[Collected data entries]
_ _ _ _ _ _ _

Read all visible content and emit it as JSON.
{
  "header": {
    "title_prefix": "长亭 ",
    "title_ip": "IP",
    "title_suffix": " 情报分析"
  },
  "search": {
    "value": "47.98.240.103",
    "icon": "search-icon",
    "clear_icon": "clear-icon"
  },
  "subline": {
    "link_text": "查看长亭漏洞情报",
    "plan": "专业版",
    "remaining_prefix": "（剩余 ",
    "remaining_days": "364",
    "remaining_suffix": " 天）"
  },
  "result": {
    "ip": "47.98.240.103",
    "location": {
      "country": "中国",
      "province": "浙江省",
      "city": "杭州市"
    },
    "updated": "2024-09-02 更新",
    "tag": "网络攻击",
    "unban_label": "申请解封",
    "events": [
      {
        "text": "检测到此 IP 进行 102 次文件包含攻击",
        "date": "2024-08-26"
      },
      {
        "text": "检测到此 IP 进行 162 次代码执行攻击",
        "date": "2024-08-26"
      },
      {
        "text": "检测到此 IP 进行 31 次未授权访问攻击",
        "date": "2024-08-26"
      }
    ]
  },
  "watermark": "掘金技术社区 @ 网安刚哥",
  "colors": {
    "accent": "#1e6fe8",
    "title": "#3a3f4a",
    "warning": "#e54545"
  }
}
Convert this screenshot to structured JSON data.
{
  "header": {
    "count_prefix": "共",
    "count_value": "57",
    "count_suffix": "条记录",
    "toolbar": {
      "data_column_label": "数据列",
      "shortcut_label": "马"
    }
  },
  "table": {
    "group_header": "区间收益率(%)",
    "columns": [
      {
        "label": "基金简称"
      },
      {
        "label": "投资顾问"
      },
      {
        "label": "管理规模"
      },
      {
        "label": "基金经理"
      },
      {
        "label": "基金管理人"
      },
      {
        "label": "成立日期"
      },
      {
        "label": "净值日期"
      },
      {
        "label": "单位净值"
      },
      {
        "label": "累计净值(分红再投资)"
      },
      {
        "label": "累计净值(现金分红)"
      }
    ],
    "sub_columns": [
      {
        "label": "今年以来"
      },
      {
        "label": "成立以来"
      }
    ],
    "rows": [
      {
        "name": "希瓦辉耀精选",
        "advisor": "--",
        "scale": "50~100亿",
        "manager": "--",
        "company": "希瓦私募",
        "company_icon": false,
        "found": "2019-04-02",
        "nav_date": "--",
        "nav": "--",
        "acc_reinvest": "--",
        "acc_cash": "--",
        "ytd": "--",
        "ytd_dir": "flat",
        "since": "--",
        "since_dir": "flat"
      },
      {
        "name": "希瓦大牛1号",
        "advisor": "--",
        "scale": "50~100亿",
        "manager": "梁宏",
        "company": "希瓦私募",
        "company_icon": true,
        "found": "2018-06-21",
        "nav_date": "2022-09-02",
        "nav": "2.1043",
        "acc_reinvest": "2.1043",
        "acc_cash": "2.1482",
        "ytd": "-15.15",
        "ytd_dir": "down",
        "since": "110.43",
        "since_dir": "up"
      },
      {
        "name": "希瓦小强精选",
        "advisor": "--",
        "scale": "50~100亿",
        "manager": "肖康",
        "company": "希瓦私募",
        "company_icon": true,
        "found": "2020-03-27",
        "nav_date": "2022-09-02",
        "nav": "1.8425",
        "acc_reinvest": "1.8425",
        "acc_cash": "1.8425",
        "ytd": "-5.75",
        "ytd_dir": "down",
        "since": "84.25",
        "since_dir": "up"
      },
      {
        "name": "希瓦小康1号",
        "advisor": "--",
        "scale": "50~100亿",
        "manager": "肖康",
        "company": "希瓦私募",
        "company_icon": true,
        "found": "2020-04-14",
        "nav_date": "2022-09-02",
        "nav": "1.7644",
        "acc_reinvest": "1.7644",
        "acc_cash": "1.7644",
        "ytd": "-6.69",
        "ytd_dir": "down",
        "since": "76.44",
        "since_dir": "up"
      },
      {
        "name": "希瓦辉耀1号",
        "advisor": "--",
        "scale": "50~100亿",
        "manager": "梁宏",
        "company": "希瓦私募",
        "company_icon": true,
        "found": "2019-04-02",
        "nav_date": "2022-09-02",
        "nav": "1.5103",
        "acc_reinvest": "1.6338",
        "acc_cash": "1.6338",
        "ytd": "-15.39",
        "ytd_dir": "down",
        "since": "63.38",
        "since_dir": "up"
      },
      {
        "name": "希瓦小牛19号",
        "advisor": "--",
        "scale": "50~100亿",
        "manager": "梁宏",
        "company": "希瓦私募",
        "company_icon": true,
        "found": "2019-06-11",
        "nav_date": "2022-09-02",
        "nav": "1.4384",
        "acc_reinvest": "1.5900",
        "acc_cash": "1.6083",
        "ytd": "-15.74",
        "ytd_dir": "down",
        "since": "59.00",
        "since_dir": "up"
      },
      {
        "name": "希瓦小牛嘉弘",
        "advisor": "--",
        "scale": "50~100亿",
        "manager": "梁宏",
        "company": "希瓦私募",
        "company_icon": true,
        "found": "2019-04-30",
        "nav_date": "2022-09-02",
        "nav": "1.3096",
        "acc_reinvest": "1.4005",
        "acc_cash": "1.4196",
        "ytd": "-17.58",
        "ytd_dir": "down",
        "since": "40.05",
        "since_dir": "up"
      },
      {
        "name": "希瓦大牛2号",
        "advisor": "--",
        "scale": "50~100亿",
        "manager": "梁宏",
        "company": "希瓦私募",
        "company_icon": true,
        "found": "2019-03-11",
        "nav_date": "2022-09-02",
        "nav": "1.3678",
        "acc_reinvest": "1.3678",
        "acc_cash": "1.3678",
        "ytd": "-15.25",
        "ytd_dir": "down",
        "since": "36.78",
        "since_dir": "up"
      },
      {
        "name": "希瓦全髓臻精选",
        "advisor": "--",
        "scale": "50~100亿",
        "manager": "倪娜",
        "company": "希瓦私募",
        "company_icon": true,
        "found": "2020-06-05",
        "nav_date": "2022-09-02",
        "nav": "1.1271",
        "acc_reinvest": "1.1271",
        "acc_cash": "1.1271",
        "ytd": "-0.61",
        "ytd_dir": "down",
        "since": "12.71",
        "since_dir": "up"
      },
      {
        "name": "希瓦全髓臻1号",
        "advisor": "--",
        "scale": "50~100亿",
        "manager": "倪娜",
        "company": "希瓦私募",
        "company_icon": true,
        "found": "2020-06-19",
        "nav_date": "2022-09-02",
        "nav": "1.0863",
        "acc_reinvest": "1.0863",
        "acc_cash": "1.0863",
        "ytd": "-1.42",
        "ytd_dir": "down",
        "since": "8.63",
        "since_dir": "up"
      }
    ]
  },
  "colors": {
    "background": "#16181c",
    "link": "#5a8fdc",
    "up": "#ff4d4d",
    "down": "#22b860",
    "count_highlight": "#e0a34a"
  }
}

_ _ _ _ _ _ _

Exercise details — Transcribe the whole listing exactly.

Full solution —
Read all visible content and emit it as JSON.
{
  "header": {
    "title_prefix": "长亭 ",
    "title_ip": "IP",
    "title_suffix": " 情报分析"
  },
  "search": {
    "value": "47.98.240.103",
    "icon": "search-icon",
    "clear_icon": "clear-icon"
  },
  "subline": {
    "link_text": "查看长亭漏洞情报",
    "plan": "专业版",
    "remaining_prefix": "（剩余 ",
    "remaining_days": "364",
    "remaining_suffix": " 天）"
  },
  "result": {
    "ip": "47.98.240.103",
    "location": {
      "country": "中国",
      "province": "浙江省",
      "city": "杭州市"
    },
    "updated": "2024-09-02 更新",
    "tag": "网络攻击",
    "unban_label": "申请解封",
    "events": [
      {
        "text": "检测到此 IP 进行 102 次文件包含攻击",
        "date": "2024-08-26"
      },
      {
        "text": "检测到此 IP 进行 162 次代码执行攻击",
        "date": "2024-08-26"
      },
      {
        "text": "检测到此 IP 进行 31 次未授权访问攻击",
        "date": "2024-08-26"
      }
    ]
  },
  "watermark": "掘金技术社区 @ 网安刚哥",
  "colors": {
    "accent": "#1e6fe8",
    "title": "#3a3f4a",
    "warning": "#e54545"
  }
}
Convert this screenshot to structured JSON data.
{
  "header": {
    "count_prefix": "共",
    "count_value": "57",
    "count_suffix": "条记录",
    "toolbar": {
      "data_column_label": "数据列",
      "shortcut_label": "马"
    }
  },
  "table": {
    "group_header": "区间收益率(%)",
    "columns": [
      {
        "label": "基金简称"
      },
      {
        "label": "投资顾问"
      },
      {
        "label": "管理规模"
      },
      {
        "label": "基金经理"
      },
      {
        "label": "基金管理人"
      },
      {
        "label": "成立日期"
      },
      {
        "label": "净值日期"
      },
      {
        "label": "单位净值"
      },
      {
        "label": "累计净值(分红再投资)"
      },
      {
        "label": "累计净值(现金分红)"
      }
    ],
    "sub_columns": [
      {
        "label": "今年以来"
      },
      {
        "label": "成立以来"
      }
    ],
    "rows": [
      {
        "name": "希瓦辉耀精选",
        "advisor": "--",
        "scale": "50~100亿",
        "manager": "--",
        "company": "希瓦私募",
        "company_icon": false,
        "found": "2019-04-02",
        "nav_date": "--",
        "nav": "--",
        "acc_reinvest": "--",
        "acc_cash": "--",
        "ytd": "--",
        "ytd_dir": "flat",
        "since": "--",
        "since_dir": "flat"
      },
      {
        "name": "希瓦大牛1号",
        "advisor": "--",
        "scale": "50~100亿",
        "manager": "梁宏",
        "company": "希瓦私募",
        "company_icon": true,
        "found": "2018-06-21",
        "nav_date": "2022-09-02",
        "nav": "2.1043",
        "acc_reinvest": "2.1043",
        "acc_cash": "2.1482",
        "ytd": "-15.15",
        "ytd_dir": "down",
        "since": "110.43",
        "since_dir": "up"
      },
      {
        "name": "希瓦小强精选",
        "advisor": "--",
        "scale": "50~100亿",
        "manager": "肖康",
        "company": "希瓦私募",
        "company_icon": true,
        "found": "2020-03-27",
        "nav_date": "2022-09-02",
        "nav": "1.8425",
        "acc_reinvest": "1.8425",
        "acc_cash": "1.8425",
        "ytd": "-5.75",
        "ytd_dir": "down",
        "since": "84.25",
        "since_dir": "up"
      },
      {
        "name": "希瓦小康1号",
        "advisor": "--",
        "scale": "50~100亿",
        "manager": "肖康",
        "company": "希瓦私募",
        "company_icon": true,
        "found": "2020-04-14",
        "nav_date": "2022-09-02",
        "nav": "1.7644",
        "acc_reinvest": "1.7644",
        "acc_cash": "1.7644",
        "ytd": "-6.69",
        "ytd_dir": "down",
        "since": "76.44",
        "since_dir": "up"
      },
      {
        "name": "希瓦辉耀1号",
        "advisor": "--",
        "scale": "50~100亿",
        "manager": "梁宏",
        "company": "希瓦私募",
        "company_icon": true,
        "found": "2019-04-02",
        "nav_date": "2022-09-02",
        "nav": "1.5103",
        "acc_reinvest": "1.6338",
        "acc_cash": "1.6338",
        "ytd": "-15.39",
        "ytd_dir": "down",
        "since": "63.38",
        "since_dir": "up"
      },
      {
        "name": "希瓦小牛19号",
        "advisor": "--",
        "scale": "50~100亿",
        "manager": "梁宏",
        "company": "希瓦私募",
        "company_icon": true,
        "found": "2019-06-11",
        "nav_date": "2022-09-02",
        "nav": "1.4384",
        "acc_reinvest": "1.5900",
        "acc_cash": "1.6083",
        "ytd": "-15.74",
        "ytd_dir": "down",
        "since": "59.00",
        "since_dir": "up"
      },
      {
        "name": "希瓦小牛嘉弘",
        "advisor": "--",
        "scale": "50~100亿",
        "manager": "梁宏",
        "company": "希瓦私募",
        "company_icon": true,
        "found": "2019-04-30",
        "nav_date": "2022-09-02",
        "nav": "1.3096",
        "acc_reinvest": "1.4005",
        "acc_cash": "1.4196",
        "ytd": "-17.58",
        "ytd_dir": "down",
        "since": "40.05",
        "since_dir": "up"
      },
      {
        "name": "希瓦大牛2号",
        "advisor": "--",
        "scale": "50~100亿",
        "manager": "梁宏",
        "company": "希瓦私募",
        "company_icon": true,
        "found": "2019-03-11",
        "nav_date": "2022-09-02",
        "nav": "1.3678",
        "acc_reinvest": "1.3678",
        "acc_cash": "1.3678",
        "ytd": "-15.25",
        "ytd_dir": "down",
        "since": "36.78",
        "since_dir": "up"
      },
      {
        "name": "希瓦全髓臻精选",
        "advisor": "--",
        "scale": "50~100亿",
        "manager": "倪娜",
        "company": "希瓦私募",
        "company_icon": true,
        "found": "2020-06-05",
        "nav_date": "2022-09-02",
        "nav": "1.1271",
        "acc_reinvest": "1.1271",
        "acc_cash": "1.1271",
        "ytd": "-0.61",
        "ytd_dir": "down",
        "since": "12.71",
        "since_dir": "up"
      },
      {
        "name": "希瓦全髓臻1号",
        "advisor": "--",
        "scale": "50~100亿",
        "manager": "倪娜",
        "company": "希瓦私募",
        "company_icon": true,
        "found": "2020-06-19",
        "nav_date": "2022-09-02",
        "nav": "1.0863",
        "acc_reinvest": "1.0863",
        "acc_cash": "1.0863",
        "ytd": "-1.42",
        "ytd_dir": "down",
        "since": "8.63",
        "since_dir": "up"
      }
    ]
  },
  "colors": {
    "background": "#16181c",
    "link": "#5a8fdc",
    "up": "#ff4d4d",
    "down": "#22b860",
    "count_highlight": "#e0a34a"
  }
}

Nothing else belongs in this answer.